> **Prompt**: Note each line where "主要动作" appears, and copy it.

> **Given entries**:
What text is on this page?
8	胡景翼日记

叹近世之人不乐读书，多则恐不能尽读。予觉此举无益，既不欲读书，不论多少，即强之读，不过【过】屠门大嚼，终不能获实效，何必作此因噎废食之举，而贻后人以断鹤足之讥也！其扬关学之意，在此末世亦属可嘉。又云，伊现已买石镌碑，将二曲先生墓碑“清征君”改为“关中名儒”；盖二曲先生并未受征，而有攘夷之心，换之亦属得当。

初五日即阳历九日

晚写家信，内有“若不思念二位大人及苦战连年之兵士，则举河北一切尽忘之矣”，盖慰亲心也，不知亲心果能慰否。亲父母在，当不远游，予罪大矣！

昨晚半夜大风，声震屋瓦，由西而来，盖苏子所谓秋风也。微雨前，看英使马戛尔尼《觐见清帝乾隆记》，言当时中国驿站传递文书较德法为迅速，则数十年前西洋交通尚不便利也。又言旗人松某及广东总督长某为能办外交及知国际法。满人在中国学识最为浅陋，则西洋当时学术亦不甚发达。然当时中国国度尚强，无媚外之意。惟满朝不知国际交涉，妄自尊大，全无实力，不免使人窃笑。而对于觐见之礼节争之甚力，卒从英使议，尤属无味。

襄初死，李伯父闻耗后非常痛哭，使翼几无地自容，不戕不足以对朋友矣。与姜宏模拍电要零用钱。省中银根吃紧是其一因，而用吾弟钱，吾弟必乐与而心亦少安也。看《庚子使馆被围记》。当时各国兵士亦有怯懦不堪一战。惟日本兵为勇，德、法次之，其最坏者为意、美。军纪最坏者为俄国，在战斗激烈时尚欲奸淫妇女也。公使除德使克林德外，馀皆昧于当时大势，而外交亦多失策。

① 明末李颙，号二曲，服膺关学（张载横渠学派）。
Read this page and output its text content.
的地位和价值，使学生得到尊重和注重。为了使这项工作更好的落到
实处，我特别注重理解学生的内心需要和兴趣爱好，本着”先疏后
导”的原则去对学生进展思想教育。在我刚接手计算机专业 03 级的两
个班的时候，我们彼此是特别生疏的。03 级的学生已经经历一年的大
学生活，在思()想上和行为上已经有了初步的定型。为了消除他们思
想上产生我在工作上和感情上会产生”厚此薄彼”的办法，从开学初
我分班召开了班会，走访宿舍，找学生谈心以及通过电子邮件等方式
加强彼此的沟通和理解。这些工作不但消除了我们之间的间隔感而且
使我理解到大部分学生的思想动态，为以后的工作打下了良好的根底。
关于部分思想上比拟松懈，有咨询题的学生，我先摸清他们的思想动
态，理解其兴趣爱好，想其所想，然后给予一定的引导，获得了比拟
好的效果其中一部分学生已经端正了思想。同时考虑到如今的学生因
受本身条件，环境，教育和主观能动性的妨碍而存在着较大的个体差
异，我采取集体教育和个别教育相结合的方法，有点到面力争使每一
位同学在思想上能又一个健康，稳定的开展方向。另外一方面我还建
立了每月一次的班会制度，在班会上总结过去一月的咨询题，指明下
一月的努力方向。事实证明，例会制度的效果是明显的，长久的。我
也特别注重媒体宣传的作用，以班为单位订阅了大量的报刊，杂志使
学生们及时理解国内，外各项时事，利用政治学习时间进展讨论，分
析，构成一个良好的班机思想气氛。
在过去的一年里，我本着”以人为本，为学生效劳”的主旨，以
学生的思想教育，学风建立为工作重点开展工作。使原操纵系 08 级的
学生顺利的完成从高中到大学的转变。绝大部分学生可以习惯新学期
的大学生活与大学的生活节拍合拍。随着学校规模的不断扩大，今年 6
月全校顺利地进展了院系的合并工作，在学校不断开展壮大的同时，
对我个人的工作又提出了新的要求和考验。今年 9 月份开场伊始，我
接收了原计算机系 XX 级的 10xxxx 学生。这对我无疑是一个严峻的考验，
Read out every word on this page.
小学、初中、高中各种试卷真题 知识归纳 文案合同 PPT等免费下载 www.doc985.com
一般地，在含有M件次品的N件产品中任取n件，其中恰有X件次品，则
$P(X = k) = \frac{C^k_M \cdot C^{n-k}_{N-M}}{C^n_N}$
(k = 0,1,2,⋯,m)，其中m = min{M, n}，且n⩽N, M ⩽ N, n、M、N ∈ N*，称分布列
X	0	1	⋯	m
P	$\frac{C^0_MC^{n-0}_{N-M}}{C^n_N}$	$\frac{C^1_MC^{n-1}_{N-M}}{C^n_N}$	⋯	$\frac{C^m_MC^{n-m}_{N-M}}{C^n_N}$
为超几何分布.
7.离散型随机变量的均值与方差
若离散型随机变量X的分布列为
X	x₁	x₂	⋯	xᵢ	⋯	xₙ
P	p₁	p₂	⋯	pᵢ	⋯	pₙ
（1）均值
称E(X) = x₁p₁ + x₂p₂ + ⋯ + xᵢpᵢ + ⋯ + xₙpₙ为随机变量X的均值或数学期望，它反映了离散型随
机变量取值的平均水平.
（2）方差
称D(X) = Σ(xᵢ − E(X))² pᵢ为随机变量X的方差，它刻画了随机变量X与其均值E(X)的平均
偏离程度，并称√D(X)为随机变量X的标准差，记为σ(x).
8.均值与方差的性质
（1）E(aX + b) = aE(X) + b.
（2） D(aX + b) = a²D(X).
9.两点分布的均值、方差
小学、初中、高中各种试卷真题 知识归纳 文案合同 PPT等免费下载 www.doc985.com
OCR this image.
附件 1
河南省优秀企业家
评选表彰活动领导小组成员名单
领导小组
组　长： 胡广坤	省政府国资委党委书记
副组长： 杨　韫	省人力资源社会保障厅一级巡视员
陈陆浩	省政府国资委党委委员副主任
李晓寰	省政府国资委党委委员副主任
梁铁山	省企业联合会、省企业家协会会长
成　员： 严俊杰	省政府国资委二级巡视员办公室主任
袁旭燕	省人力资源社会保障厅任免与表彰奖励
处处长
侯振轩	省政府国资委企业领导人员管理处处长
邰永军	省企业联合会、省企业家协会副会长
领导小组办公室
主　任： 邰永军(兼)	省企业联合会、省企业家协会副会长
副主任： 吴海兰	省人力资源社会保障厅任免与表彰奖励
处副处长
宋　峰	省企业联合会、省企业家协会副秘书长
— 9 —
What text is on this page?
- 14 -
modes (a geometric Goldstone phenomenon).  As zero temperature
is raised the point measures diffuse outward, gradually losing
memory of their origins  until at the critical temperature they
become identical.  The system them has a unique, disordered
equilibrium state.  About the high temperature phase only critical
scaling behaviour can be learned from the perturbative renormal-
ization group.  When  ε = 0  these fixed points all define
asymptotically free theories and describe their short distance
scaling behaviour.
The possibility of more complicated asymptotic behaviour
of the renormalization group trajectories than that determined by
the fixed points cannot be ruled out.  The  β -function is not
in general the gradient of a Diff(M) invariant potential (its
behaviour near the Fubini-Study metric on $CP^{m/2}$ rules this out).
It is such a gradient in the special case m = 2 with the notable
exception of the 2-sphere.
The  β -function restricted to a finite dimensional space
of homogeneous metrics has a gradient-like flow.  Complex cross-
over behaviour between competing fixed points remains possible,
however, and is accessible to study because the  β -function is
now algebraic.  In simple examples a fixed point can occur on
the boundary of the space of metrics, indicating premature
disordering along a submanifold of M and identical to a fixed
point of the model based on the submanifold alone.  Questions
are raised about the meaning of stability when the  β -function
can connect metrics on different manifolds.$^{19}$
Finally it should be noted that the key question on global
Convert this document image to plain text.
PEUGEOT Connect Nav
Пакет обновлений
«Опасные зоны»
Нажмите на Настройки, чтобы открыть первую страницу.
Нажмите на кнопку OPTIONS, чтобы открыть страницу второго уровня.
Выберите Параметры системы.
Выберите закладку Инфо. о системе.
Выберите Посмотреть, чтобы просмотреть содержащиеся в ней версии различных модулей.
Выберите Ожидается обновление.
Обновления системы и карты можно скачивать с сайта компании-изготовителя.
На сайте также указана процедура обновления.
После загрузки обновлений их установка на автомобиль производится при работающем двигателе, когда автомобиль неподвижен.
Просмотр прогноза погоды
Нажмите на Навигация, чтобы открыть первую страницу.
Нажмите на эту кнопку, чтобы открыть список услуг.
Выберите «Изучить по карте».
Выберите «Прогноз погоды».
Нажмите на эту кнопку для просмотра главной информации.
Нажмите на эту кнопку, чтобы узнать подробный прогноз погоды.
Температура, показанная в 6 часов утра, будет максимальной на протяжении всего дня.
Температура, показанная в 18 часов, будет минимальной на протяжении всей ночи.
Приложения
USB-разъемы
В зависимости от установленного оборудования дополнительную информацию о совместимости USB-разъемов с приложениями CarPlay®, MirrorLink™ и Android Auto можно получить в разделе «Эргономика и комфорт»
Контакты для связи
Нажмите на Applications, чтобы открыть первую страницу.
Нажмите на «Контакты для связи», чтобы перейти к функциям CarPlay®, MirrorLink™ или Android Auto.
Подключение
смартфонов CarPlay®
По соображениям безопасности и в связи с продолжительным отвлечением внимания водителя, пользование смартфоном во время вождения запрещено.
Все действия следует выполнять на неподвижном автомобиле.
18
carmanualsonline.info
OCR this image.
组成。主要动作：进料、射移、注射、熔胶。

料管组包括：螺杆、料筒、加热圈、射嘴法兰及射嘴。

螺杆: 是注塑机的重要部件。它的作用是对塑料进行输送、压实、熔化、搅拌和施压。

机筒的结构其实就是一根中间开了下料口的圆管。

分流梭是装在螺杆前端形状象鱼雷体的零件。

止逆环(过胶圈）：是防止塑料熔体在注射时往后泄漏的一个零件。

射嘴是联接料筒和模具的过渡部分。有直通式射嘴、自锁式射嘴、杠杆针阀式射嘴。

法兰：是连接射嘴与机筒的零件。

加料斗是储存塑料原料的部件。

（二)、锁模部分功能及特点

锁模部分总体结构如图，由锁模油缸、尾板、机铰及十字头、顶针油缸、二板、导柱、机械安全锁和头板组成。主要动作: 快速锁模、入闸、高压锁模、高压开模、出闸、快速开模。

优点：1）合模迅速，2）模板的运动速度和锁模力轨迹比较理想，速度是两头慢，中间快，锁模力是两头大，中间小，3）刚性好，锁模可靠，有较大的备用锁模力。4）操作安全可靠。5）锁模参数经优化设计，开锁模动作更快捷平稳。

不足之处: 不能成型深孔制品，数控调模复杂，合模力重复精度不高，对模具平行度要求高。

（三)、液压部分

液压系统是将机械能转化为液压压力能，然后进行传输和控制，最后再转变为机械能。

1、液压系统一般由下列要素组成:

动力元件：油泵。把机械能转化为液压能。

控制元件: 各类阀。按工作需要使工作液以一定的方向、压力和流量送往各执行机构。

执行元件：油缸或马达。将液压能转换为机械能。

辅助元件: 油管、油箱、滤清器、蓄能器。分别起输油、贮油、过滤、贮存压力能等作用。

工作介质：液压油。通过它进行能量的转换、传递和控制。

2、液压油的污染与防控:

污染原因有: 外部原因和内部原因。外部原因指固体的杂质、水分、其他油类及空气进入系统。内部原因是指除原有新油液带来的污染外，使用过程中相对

> **Correct output**:
组成。主要动作：进料、射移、注射、熔胶。
锁模部分总体结构如图，由锁模油缸、尾板、机铰及十字头、顶针油缸、二板、导柱、机械安全锁和头板组成。主要动作: 快速锁模、入闸、高压锁模、高压开模、出闸、快速开模。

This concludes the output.